■ **Exercise prompt**
Reproduce the album entry from "So Fresh chronology" to "latest music videos.", substituting "bonus disc" for "DVD".

■ **Text segment**
Compilation album by Various artists
- Released: 21 June 2008
- Genre: Pop
- Label: Sony BMG

So Fresh chronology
| So Fresh: The No. 1 Hits (2008) | So Fresh: The Hits of Winter 2008 (2008) | So Fresh: The Hits of Spring 2008 (2008) |

= So Fresh: The Hits of Winter 2008 =

So Fresh: The Hits of Winter 2008 is a compilation of songs which were popular on the ARIA Charts of Australia in Winter 2008. It was released on 21 June 2008. It features a DVD containing the latest music videos.

==Track listing==

=== CD ===
1. Newton Faulkner – "Dream Catch Me" (3:58)
2. Rihanna – "Take a Bow" (3:49)
3. Mariah Carey – "Touch My Body" (3:29)
4. Leona Lewis – "Better in Time" (3:53)
5. Kelly Rowland – "Work" (Freemasons Radio Edit) (3:11)
6. Jordin Sparks and Chris Brown – "No Air" (4:25)
7. Vanessa Amorosi – "Perfect" (4:48)
8. Brian McFadden – "Like Only a Woman Can" (3:51)
9. Britney Spears – "Break the Ice" (3:16)

[Items from a dataset]
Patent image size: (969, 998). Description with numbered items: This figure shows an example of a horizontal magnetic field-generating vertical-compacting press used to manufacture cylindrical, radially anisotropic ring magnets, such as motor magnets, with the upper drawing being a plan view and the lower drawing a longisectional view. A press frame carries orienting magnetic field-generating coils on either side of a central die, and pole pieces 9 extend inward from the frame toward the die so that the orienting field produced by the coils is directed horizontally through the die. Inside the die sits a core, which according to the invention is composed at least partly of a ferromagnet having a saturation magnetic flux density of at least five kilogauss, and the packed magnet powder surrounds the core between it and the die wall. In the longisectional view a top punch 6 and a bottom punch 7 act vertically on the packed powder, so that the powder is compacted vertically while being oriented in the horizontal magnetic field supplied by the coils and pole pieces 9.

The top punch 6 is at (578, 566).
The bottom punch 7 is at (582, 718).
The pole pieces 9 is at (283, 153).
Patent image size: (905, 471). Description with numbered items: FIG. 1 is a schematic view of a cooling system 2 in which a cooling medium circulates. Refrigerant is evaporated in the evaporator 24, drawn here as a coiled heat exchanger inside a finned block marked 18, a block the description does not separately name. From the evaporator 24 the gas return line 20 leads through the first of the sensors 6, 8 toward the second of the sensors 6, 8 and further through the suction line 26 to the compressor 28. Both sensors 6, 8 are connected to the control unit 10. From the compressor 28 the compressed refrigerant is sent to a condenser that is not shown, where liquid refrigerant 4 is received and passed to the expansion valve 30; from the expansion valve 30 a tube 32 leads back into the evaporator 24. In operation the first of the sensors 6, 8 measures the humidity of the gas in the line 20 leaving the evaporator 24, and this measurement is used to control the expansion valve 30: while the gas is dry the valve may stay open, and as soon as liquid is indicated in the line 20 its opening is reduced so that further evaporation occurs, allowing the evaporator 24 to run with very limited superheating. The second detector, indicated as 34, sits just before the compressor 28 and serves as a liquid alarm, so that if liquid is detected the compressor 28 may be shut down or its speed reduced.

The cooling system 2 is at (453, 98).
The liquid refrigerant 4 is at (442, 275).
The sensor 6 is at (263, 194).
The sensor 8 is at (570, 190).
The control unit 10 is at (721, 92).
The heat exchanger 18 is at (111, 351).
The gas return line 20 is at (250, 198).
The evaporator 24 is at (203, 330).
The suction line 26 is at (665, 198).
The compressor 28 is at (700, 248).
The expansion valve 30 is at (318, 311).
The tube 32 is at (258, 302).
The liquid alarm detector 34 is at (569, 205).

■ **Response for this exercise**
So Fresh chronology
| So Fresh: The No. 1 Hits (2008) | So Fresh: The Hits of Winter 2008 (2008) | So Fresh: The Hits of Spring 2008 (2008) |

= So Fresh: The Hits of Winter 2008 =

So Fresh: The Hits of Winter 2008 is a compilation of songs which were popular on the ARIA Charts of Australia in Winter 2008. It was released on 21 June 2008. It features a bonus disc containing the latest music videos.